* _REQUIRED WORK_
Would you write out the entries below, every one of them, exactly?

* _DATASET EXTRACT_

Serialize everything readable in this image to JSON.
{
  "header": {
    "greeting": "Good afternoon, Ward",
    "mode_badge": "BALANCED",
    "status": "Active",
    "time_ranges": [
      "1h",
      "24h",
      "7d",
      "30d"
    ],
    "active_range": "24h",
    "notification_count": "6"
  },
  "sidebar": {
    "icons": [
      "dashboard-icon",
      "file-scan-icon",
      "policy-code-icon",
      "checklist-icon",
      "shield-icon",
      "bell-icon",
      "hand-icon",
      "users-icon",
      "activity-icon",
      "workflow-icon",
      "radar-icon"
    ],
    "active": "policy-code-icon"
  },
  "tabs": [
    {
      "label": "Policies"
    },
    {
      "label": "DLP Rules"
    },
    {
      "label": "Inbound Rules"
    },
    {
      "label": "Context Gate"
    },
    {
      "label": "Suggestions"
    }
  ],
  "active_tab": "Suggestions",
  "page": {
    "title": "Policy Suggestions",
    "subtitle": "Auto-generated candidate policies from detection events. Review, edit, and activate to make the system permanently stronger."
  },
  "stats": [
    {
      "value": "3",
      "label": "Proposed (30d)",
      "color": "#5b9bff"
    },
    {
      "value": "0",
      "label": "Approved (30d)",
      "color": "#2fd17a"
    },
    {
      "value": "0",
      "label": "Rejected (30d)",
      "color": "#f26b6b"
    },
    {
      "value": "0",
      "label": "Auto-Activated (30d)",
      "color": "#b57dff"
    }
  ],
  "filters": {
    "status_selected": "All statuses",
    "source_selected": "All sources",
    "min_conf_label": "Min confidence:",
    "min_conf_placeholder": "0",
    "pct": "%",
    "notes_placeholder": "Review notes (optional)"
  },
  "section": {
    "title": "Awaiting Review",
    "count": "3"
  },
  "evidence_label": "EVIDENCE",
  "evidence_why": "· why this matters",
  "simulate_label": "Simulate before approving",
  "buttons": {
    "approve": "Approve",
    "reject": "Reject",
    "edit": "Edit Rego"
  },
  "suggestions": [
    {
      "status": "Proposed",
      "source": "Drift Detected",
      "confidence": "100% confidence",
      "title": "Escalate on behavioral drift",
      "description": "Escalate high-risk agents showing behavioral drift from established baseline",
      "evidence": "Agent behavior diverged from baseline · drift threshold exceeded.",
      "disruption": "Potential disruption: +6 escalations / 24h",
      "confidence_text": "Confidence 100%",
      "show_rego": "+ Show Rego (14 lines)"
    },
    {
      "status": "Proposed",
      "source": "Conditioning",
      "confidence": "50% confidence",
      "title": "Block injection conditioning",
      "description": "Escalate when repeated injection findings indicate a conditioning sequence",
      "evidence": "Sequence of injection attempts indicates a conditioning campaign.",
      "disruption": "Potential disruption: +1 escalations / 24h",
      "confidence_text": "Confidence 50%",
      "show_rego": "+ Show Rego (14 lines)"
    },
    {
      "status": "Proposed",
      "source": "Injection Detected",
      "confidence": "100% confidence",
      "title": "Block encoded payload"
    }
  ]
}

* _RIGHT ANSWER_
Serialize everything readable in this image to JSON.
{
  "header": {
    "greeting": "Good afternoon, Ward",
    "mode_badge": "BALANCED",
    "status": "Active",
    "time_ranges": [
      "1h",
      "24h",
      "7d",
      "30d"
    ],
    "active_range": "24h",
    "notification_count": "6"
  },
  "sidebar": {
    "icons": [
      "dashboard-icon",
      "file-scan-icon",
      "policy-code-icon",
      "checklist-icon",
      "shield-icon",
      "bell-icon",
      "hand-icon",
      "users-icon",
      "activity-icon",
      "workflow-icon",
      "radar-icon"
    ],
    "active": "policy-code-icon"
  },
  "tabs": [
    {
      "label": "Policies"
    },
    {
      "label": "DLP Rules"
    },
    {
      "label": "Inbound Rules"
    },
    {
      "label": "Context Gate"
    },
    {
      "label": "Suggestions"
    }
  ],
  "active_tab": "Suggestions",
  "page": {
    "title": "Policy Suggestions",
    "subtitle": "Auto-generated candidate policies from detection events. Review, edit, and activate to make the system permanently stronger."
  },
  "stats": [
    {
      "value": "3",
      "label": "Proposed (30d)",
      "color": "#5b9bff"
    },
    {
      "value": "0",
      "label": "Approved (30d)",
      "color": "#2fd17a"
    },
    {
      "value": "0",
      "label": "Rejected (30d)",
      "color": "#f26b6b"
    },
    {
      "value": "0",
      "label": "Auto-Activated (30d)",
      "color": "#b57dff"
    }
  ],
  "filters": {
    "status_selected": "All statuses",
    "source_selected": "All sources",
    "min_conf_label": "Min confidence:",
    "min_conf_placeholder": "0",
    "pct": "%",
    "notes_placeholder": "Review notes (optional)"
  },
  "section": {
    "title": "Awaiting Review",
    "count": "3"
  },
  "evidence_label": "EVIDENCE",
  "evidence_why": "· why this matters",
  "simulate_label": "Simulate before approving",
  "buttons": {
    "approve": "Approve",
    "reject": "Reject",
    "edit": "Edit Rego"
  },
  "suggestions": [
    {
      "status": "Proposed",
      "source": "Drift Detected",
      "confidence": "100% confidence",
      "title": "Escalate on behavioral drift",
      "description": "Escalate high-risk agents showing behavioral drift from established baseline",
      "evidence": "Agent behavior diverged from baseline · drift threshold exceeded.",
      "disruption": "Potential disruption: +6 escalations / 24h",
      "confidence_text": "Confidence 100%",
      "show_rego": "+ Show Rego (14 lines)"
    },
    {
      "status": "Proposed",
      "source": "Conditioning",
      "confidence": "50% confidence",
      "title": "Block injection conditioning",
      "description": "Escalate when repeated injection findings indicate a conditioning sequence",
      "evidence": "Sequence of injection attempts indicates a conditioning campaign.",
      "disruption": "Potential disruption: +1 escalations / 24h",
      "confidence_text": "Confidence 50%",
      "show_rego": "+ Show Rego (14 lines)"
    },
    {
      "status": "Proposed",
      "source": "Injection Detected",
      "confidence": "100% confidence",
      "title": "Block encoded payload"
    }
  ]
}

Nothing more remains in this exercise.